■ INSTRUCTION ■
Every line below that includes "پایاب" counts toward the total. Report that total alone.

■ EXERCISE INPUT ■
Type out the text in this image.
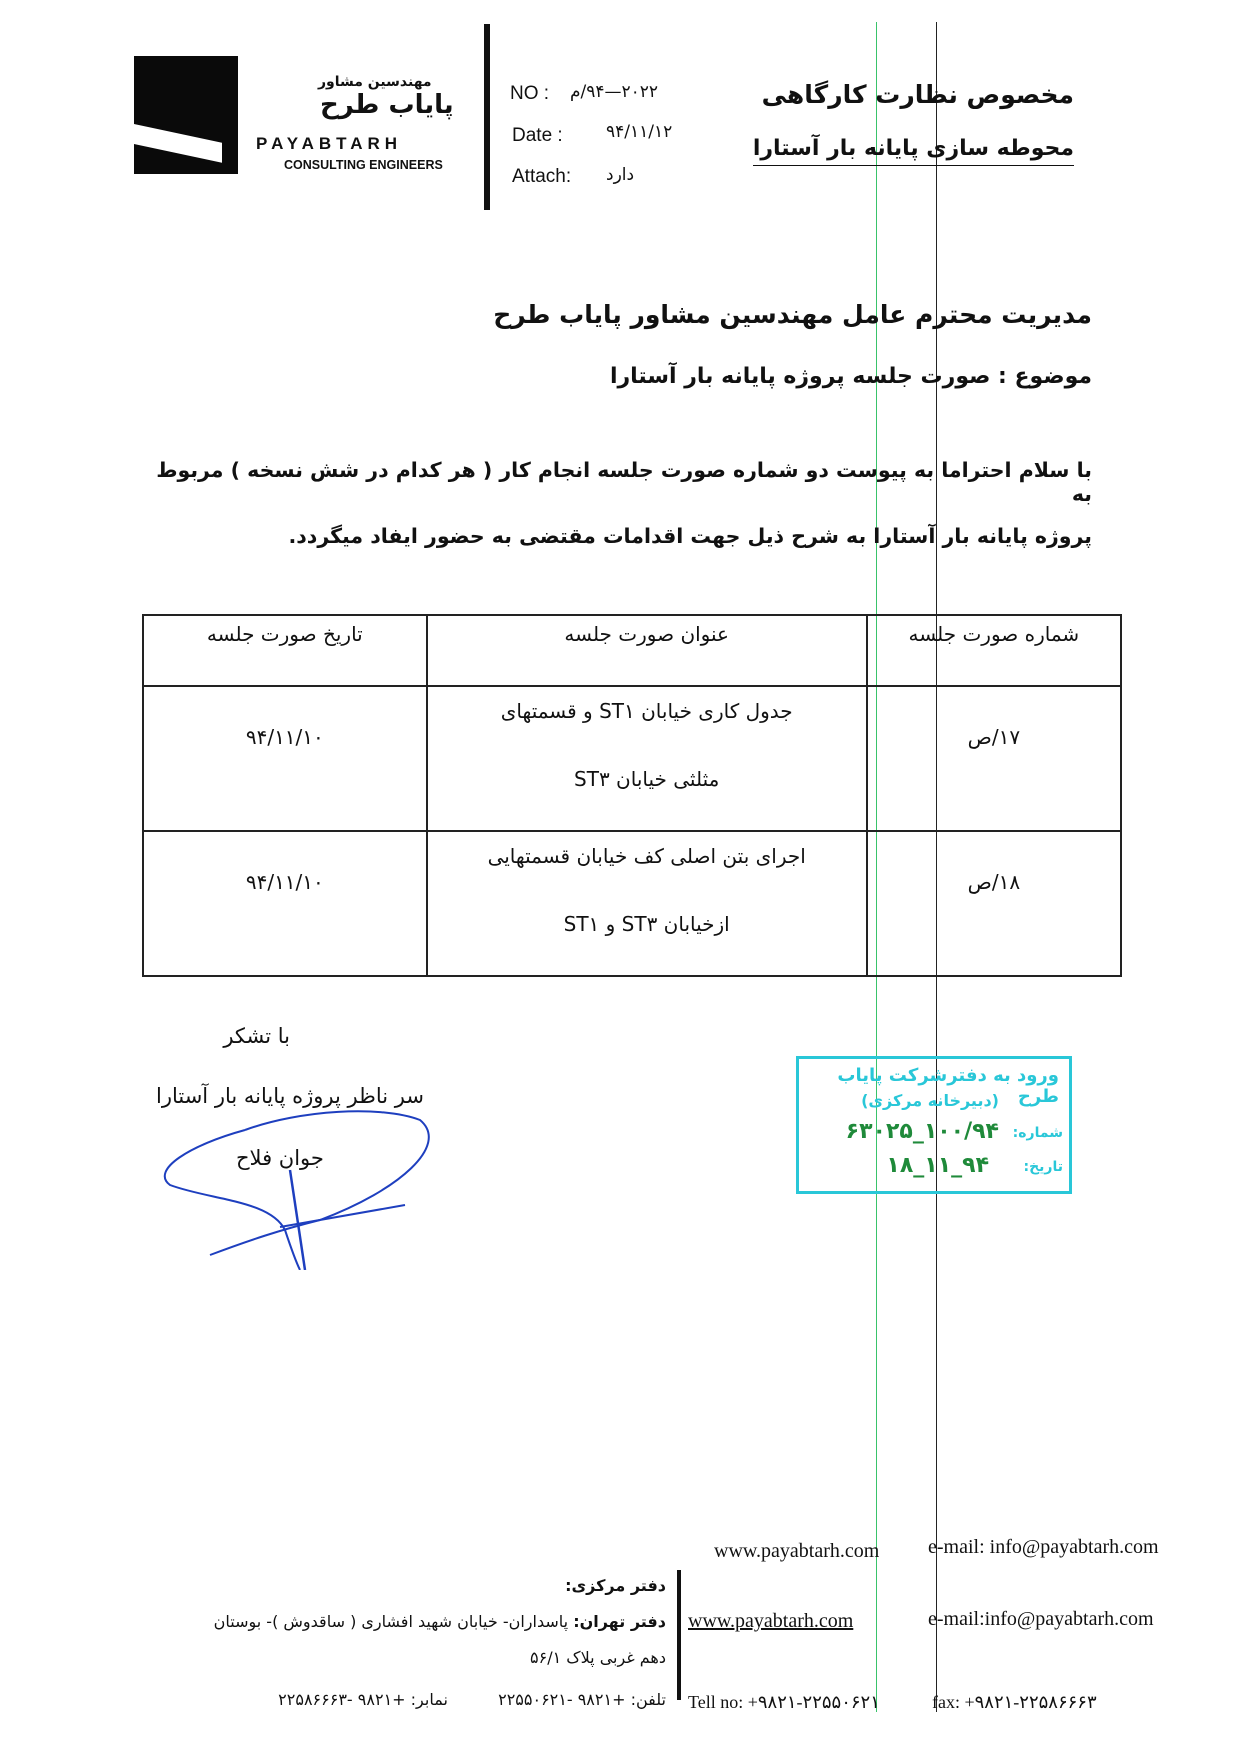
مهندسین مشاور
پایاب طرح
PAYABTARH
CONSULTING ENGINEERS
NO : ۲۰۲۲—۹۴/م
Date :	۹۴/۱۱/۱۲
Attach: دارد
مخصوص نظارت کارگاهی
محوطه سازی پایانه بار آستارا
مدیریت محترم عامل مهندسین مشاور پایاب طرح
موضوع : صورت جلسه پروژه پایانه بار آستارا
با سلام احتراما به پیوست دو شماره صورت جلسه انجام کار ( هر کدام در شش نسخه ) مربوط به
پروژه پایانه بار آستارا به شرح ذیل جهت اقدامات مقتضی به حضور ایفاد میگردد.
شماره صورت جلسه	عنوان صورت جلسه	تاریخ صورت جلسه

۱۷/ص	جدول کاری خیابان ST۱ و قسمتهای
مثلثی خیابان ST۳	۹۴/۱۱/۱۰

۱۸/ص	اجرای بتن اصلی کف خیابان قسمتهایی
ازخیابان ST۳ و ST۱	۹۴/۱۱/۱۰
با تشکر
سر ناظر پروژه پایانه بار آستارا
جوان فلاح
ورود به دفترشرکت پایاب طرح
(دبیرخانه مرکزی)
شماره:
۱۰۰/۹۴_۶۳۰۲۵
تاریخ:
۹۴_۱۱_۱۸
www.payabtarh.com e-mail: info@payabtarh.com
دفتر مرکزی:
دفتر تهران: پاسداران- خیابان شهید افشاری ( ساقدوش )- بوستان
دهم غربی پلاک ۵۶/۱
تلفن: +۹۸۲۱ -۲۲۵۵۰۶۲۱  نمابر: +۹۸۲۱ -۲۲۵۸۶۶۶۳
www.payabtarh.com	e-mail:info@payabtarh.com
Tell no: +۹۸۲۱-۲۲۵۵۰۶۲۱	fax: +۹۸۲۱-۲۲۵۸۶۶۶۳
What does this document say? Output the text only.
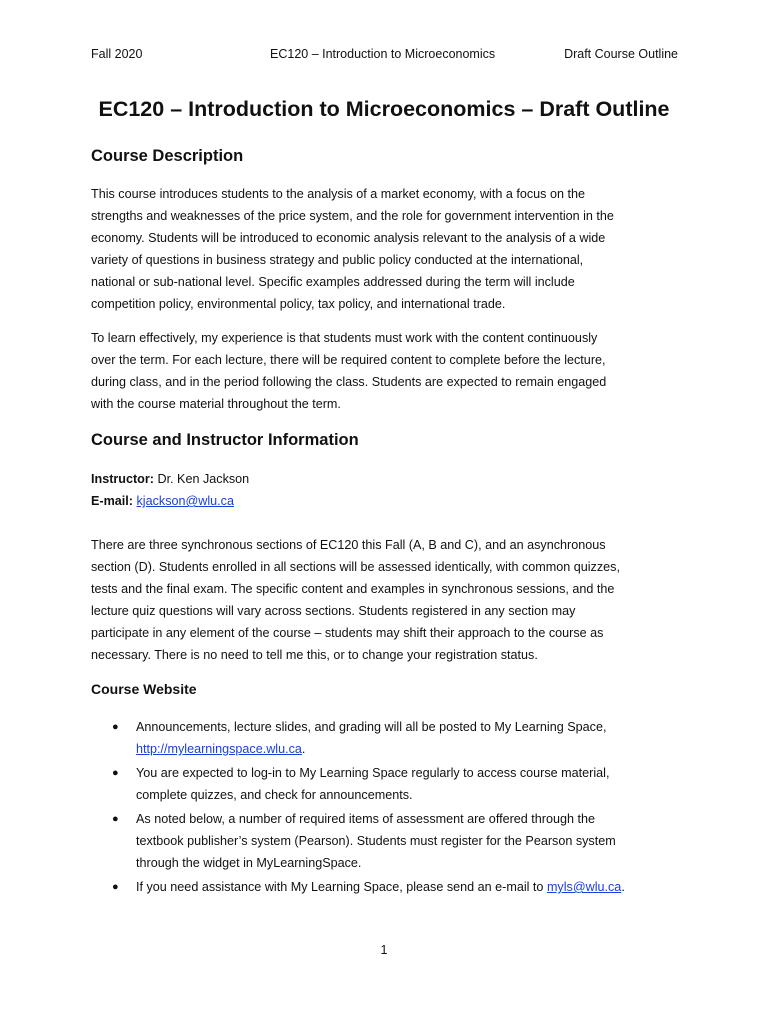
Fall 2020	EC120 – Introduction to Microeconomics	Draft Course Outline
EC120 – Introduction to Microeconomics – Draft Outline
Course Description

This course introduces students to the analysis of a market economy, with a focus on the
strengths and weaknesses of the price system, and the role for government intervention in the
economy. Students will be introduced to economic analysis relevant to the analysis of a wide
variety of questions in business strategy and public policy conducted at the international,
national or sub-national level. Specific examples addressed during the term will include
competition policy, environmental policy, tax policy, and international trade.

To learn effectively, my experience is that students must work with the content continuously
over the term. For each lecture, there will be required content to complete before the lecture,
during class, and in the period following the class. Students are expected to remain engaged
with the course material throughout the term.

Course and Instructor Information
Instructor: Dr. Ken Jackson
E-mail: kjackson@wlu.ca

There are three synchronous sections of EC120 this Fall (A, B and C), and an asynchronous
section (D). Students enrolled in all sections will be assessed identically, with common quizzes,
tests and the final exam. The specific content and examples in synchronous sessions, and the
lecture quiz questions will vary across sections. Students registered in any section may
participate in any element of the course – students may shift their approach to the course as
necessary. There is no need to tell me this, or to change your registration status.

Course Website
● Announcements, lecture slides, and grading will all be posted to My Learning Space,
http://mylearningspace.wlu.ca.
● You are expected to log-in to My Learning Space regularly to access course material,
complete quizzes, and check for announcements.
● As noted below, a number of required items of assessment are offered through the
textbook publisher’s system (Pearson). Students must register for the Pearson system
through the widget in MyLearningSpace.
● If you need assistance with My Learning Space, please send an e-mail to myls@wlu.ca.
1
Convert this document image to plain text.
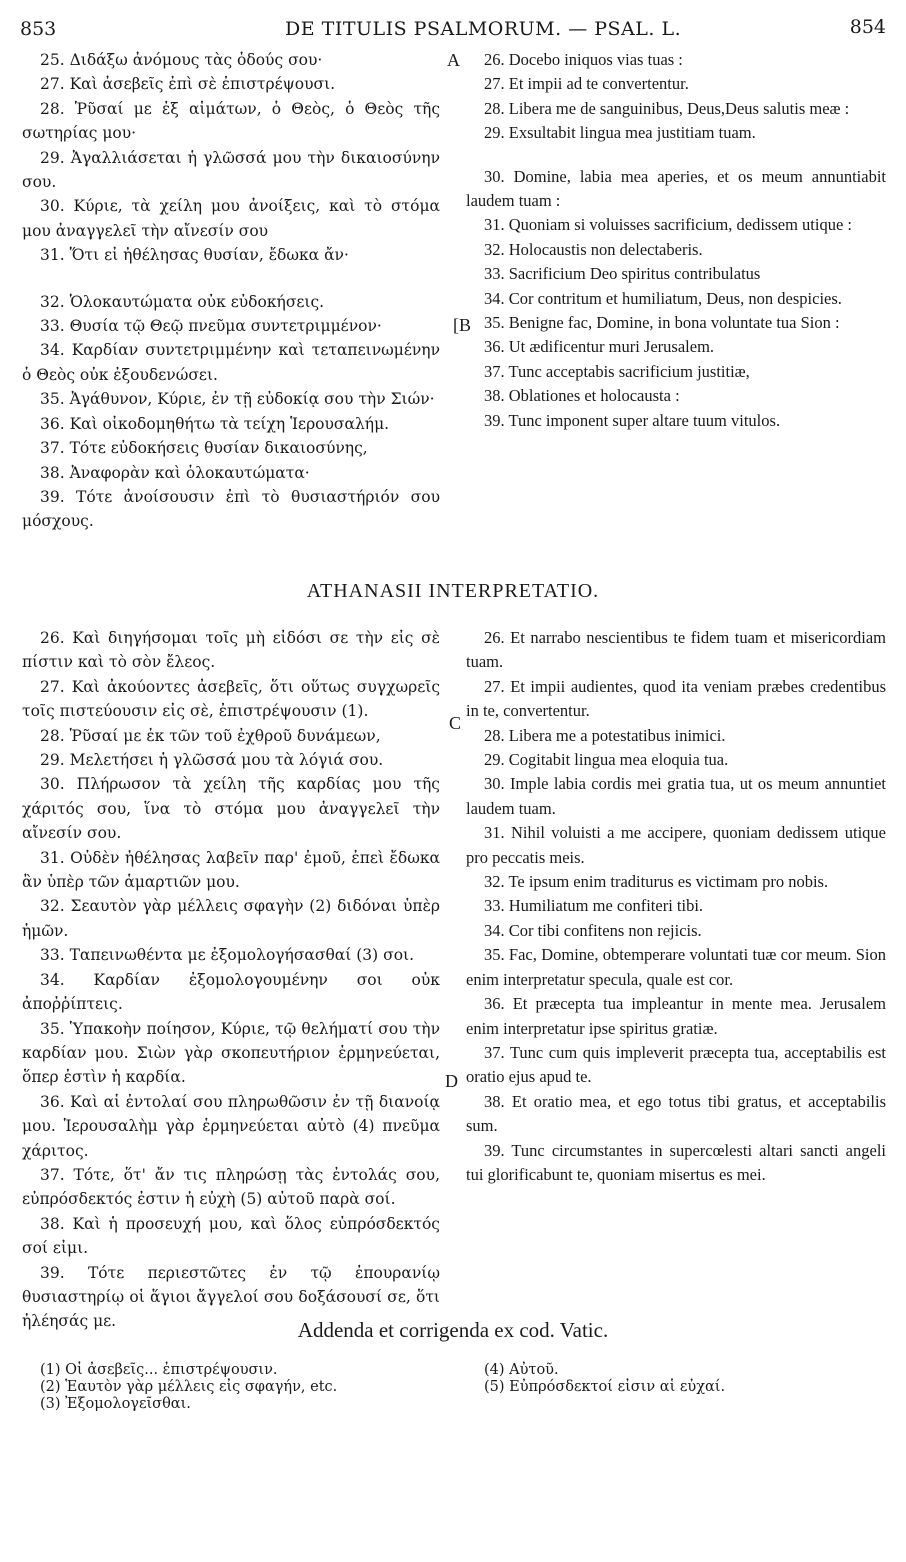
853	DE TITULIS PSALMORUM. — PSAL. L.	854

25. Διδάξω ἀνόμους τὰς ὁδούς σου·

27. Καὶ ἀσεβεῖς ἐπὶ σὲ ἐπιστρέψουσι.

28. Ῥῦσαί με ἐξ αἱμάτων, ὁ Θεὸς, ὁ Θεὸς τῆς σωτηρίας μου·

29. Ἀγαλλιάσεται ἡ γλῶσσά μου τὴν δικαιοσύνην σου.

30. Κύριε, τὰ χείλη μου ἀνοίξεις, καὶ τὸ στόμα μου ἀναγγελεῖ τὴν αἴνεσίν σου

31. Ὅτι εἰ ἠθέλησας θυσίαν, ἔδωκα ἄν·

32. Ὁλοκαυτώματα οὐκ εὐδοκήσεις.

33. Θυσία τῷ Θεῷ πνεῦμα συντετριμμένον·

34. Καρδίαν συντετριμμένην καὶ τεταπεινωμένην ὁ Θεὸς οὐκ ἐξουδενώσει.

35. Ἀγάθυνον, Κύριε, ἐν τῇ εὐδοκίᾳ σου τὴν Σιών·

36. Καὶ οἰκοδομηθήτω τὰ τείχη Ἱερουσαλήμ.

37. Τότε εὐδοκήσεις θυσίαν δικαιοσύνης,

38. Ἀναφορὰν καὶ ὁλοκαυτώματα·

39. Τότε ἀνοίσουσιν ἐπὶ τὸ θυσιαστήριόν σου μόσχους.

26. Docebo iniquos vias tuas :

27. Et impii ad te convertentur.

28. Libera me de sanguinibus, Deus,Deus salutis meæ :

29. Exsultabit lingua mea justitiam tuam.

30. Domine, labia mea aperies, et os meum annuntiabit laudem tuam :

31. Quoniam si voluisses sacrificium, dedissem utique :

32. Holocaustis non delectaberis.

33. Sacrificium Deo spiritus contribulatus

34. Cor contritum et humiliatum, Deus, non despicies.

35. Benigne fac, Domine, in bona voluntate tua Sion :

36. Ut ædificentur muri Jerusalem.

37. Tunc acceptabis sacrificium justitiæ,

38. Oblationes et holocausta :

39. Tunc imponent super altare tuum vitulos.

A
[B
ATHANASII INTERPRETATIO.

26. Καὶ διηγήσομαι τοῖς μὴ εἰδόσι σε τὴν εἰς σὲ πίστιν καὶ τὸ σὸν ἔλεος.

27. Καὶ ἀκούοντες ἀσεβεῖς, ὅτι οὕτως συγχωρεῖς τοῖς πιστεύουσιν εἰς σὲ, ἐπιστρέψουσιν (1).

28. Ῥῦσαί με ἐκ τῶν τοῦ ἐχθροῦ δυνάμεων,

29. Μελετήσει ἡ γλῶσσά μου τὰ λόγιά σου.

30. Πλήρωσον τὰ χείλη τῆς καρδίας μου τῆς χάριτός σου, ἵνα τὸ στόμα μου ἀναγγελεῖ τὴν αἴνεσίν σου.

31. Οὐδὲν ἠθέλησας λαβεῖν παρ' ἐμοῦ, ἐπεὶ ἔδωκα ἂν ὑπὲρ τῶν ἁμαρτιῶν μου.

32. Σεαυτὸν γὰρ μέλλεις σφαγὴν (2) διδόναι ὑπὲρ ἡμῶν.

33. Ταπεινωθέντα με ἐξομολογήσασθαί (3) σοι.

34. Καρδίαν ἐξομολογουμένην σοι οὐκ ἀποῤῥίπτεις.

35. Ὑπακοὴν ποίησον, Κύριε, τῷ θελήματί σου τὴν καρδίαν μου. Σιὼν γὰρ σκοπευτήριον ἑρμηνεύεται, ὅπερ ἐστὶν ἡ καρδία.

36. Καὶ αἱ ἐντολαί σου πληρωθῶσιν ἐν τῇ διανοίᾳ μου. Ἱερουσαλὴμ γὰρ ἑρμηνεύεται αὐτὸ (4) πνεῦμα χάριτος.

37. Τότε, ὅτ' ἄν τις πληρώσῃ τὰς ἐντολάς σου, εὐπρόσδεκτός ἐστιν ἡ εὐχὴ (5) αὐτοῦ παρὰ σοί.

38. Καὶ ἡ προσευχή μου, καὶ ὅλος εὐπρόσδεκτός σοί εἰμι.

39. Τότε περιεστῶτες ἐν τῷ ἐπουρανίῳ θυσιαστηρίῳ οἱ ἅγιοι ἄγγελοί σου δοξάσουσί σε, ὅτι ἠλέησάς με.

26. Et narrabo nescientibus te fidem tuam et misericordiam tuam.

27. Et impii audientes, quod ita veniam præbes credentibus in te, convertentur.

28. Libera me a potestatibus inimici.

29. Cogitabit lingua mea eloquia tua.

30. Imple labia cordis mei gratia tua, ut os meum annuntiet laudem tuam.

31. Nihil voluisti a me accipere, quoniam dedissem utique pro peccatis meis.

32. Te ipsum enim traditurus es victimam pro nobis.

33. Humiliatum me confiteri tibi.

34. Cor tibi confitens non rejicis.

35. Fac, Domine, obtemperare voluntati tuæ cor meum. Sion enim interpretatur specula, quale est cor.

36. Et præcepta tua impleantur in mente mea. Jerusalem enim interpretatur ipse spiritus gratiæ.

37. Tunc cum quis impleverit præcepta tua, acceptabilis est oratio ejus apud te.

38. Et oratio mea, et ego totus tibi gratus, et acceptabilis sum.

39. Tunc circumstantes in supercœlesti altari sancti angeli tui glorificabunt te, quoniam misertus es mei.

C
D
Addenda et corrigenda ex cod. Vatic.
(1) Οἱ ἀσεβεῖς... ἐπιστρέψουσιν.
(2) Ἑαυτὸν γὰρ μέλλεις εἰς σφαγήν, etc.
(3) Ἐξομολογεῖσθαι.
(4) Αὐτοῦ.
(5) Εὐπρόσδεκτοί εἰσιν αἱ εὐχαί.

■ EXERCISE RESULT ■
3